-- START Task material --

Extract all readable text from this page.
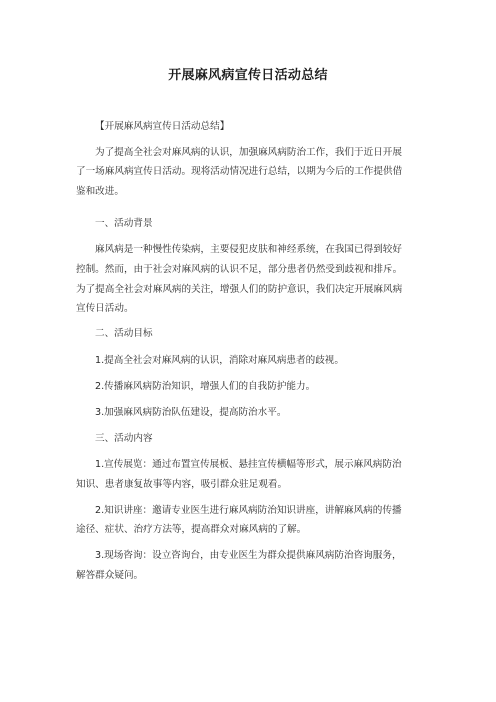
开展麻风病宣传日活动总结
【开展麻风病宣传日活动总结】
为了提高全社会对麻风病的认识，加强麻风病防治工作，我们于近日开展
了一场麻风病宣传日活动。现将活动情况进行总结，以期为今后的工作提供借
鉴和改进。
一、活动背景
麻风病是一种慢性传染病，主要侵犯皮肤和神经系统，在我国已得到较好
控制。然而，由于社会对麻风病的认识不足，部分患者仍然受到歧视和排斥。
为了提高全社会对麻风病的关注，增强人们的防护意识，我们决定开展麻风病
宣传日活动。
二、活动目标
1.提高全社会对麻风病的认识，消除对麻风病患者的歧视。
2.传播麻风病防治知识，增强人们的自我防护能力。
3.加强麻风病防治队伍建设，提高防治水平。
三、活动内容
1.宣传展览：通过布置宣传展板、悬挂宣传横幅等形式，展示麻风病防治
知识、患者康复故事等内容，吸引群众驻足观看。
2.知识讲座：邀请专业医生进行麻风病防治知识讲座，讲解麻风病的传播
途径、症状、治疗方法等，提高群众对麻风病的了解。
3.现场咨询：设立咨询台，由专业医生为群众提供麻风病防治咨询服务，
解答群众疑问。
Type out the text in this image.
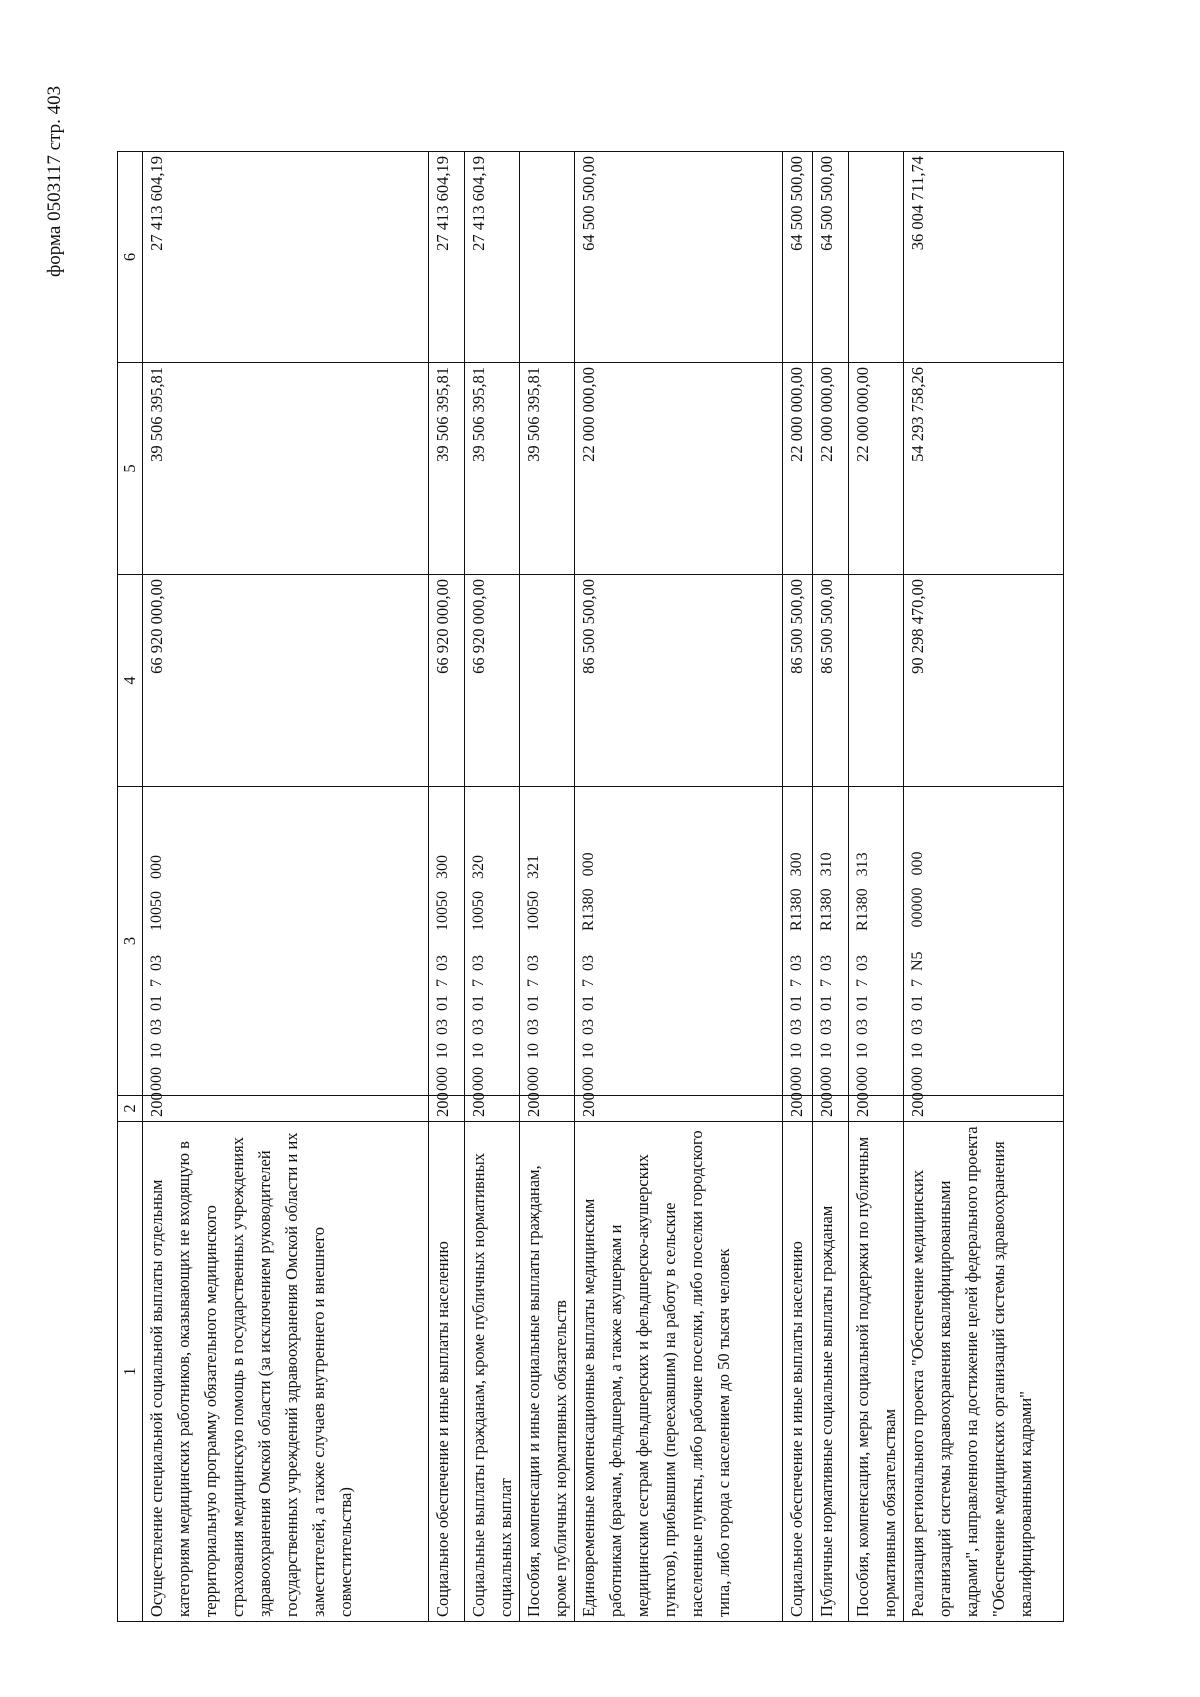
форма 0503117 стр. 403
1	2	3	4	5	6
Осуществление специальной социальной выплаты отдельным категориям медицинских работников, оказывающих не входящую в территориальную программу обязательного медицинского страхования медицинскую помощь в государственных учреждениях здравоохранения Омской области (за исключением руководителей государственных учреждений здравоохранения Омской области и их заместителей, а также случаев внутреннего и внешнего совместительства)	200	000  10  03  01  7  03      10050   000	66 920 000,00	39 506 395,81	27 413 604,19
Социальное обеспечение и иные выплаты населению	200	000  10  03  01  7  03      10050   300	66 920 000,00	39 506 395,81	27 413 604,19
Социальные выплаты гражданам, кроме публичных нормативных социальных выплат	200	000  10  03  01  7  03      10050   320	66 920 000,00	39 506 395,81	27 413 604,19
Пособия, компенсации и иные социальные выплаты гражданам, кроме публичных нормативных обязательств	200	000  10  03  01  7  03      10050   321		39 506 395,81	
Единовременные компенсационные выплаты медицинским работникам (врачам, фельдшерам, а также акушеркам и медицинским сестрам фельдшерских и фельдшерско-акушерских пунктов), прибывшим (переехавшим) на работу в сельские населенные пункты, либо рабочие поселки, либо поселки городского типа, либо города с населением до 50 тысяч человек	200	000  10  03  01  7  03      R1380   000	86 500 500,00	22 000 000,00	64 500 500,00
Социальное обеспечение и иные выплаты населению	200	000  10  03  01  7  03      R1380   300	86 500 500,00	22 000 000,00	64 500 500,00
Публичные нормативные социальные выплаты гражданам	200	000  10  03  01  7  03      R1380   310	86 500 500,00	22 000 000,00	64 500 500,00
Пособия, компенсации, меры социальной поддержки по публичным нормативным обязательствам	200	000  10  03  01  7  03      R1380   313		22 000 000,00	
Реализация регионального проекта "Обеспечение медицинских организаций системы здравоохранения квалифицированными кадрами", направленного на достижение целей федерального проекта "Обеспечение медицинских организаций системы здравоохранения квалифицированными кадрами"	200	000  10  03  01  7  N5      00000   000	90 298 470,00	54 293 758,26	36 004 711,74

-- END Task material --

### Short exercise
Using the records above, select and copy every line that has the word "публичных".

### Solution to this exercise
Социальные выплаты гражданам, кроме публичных нормативных социальных выплат	200	000  10  03  01  7  03      10050   320	66 920 000,00	39 506 395,81	27 413 604,19
Пособия, компенсации и иные социальные выплаты гражданам, кроме публичных нормативных обязательств	200	000  10  03  01  7  03      10050   321		39 506 395,81	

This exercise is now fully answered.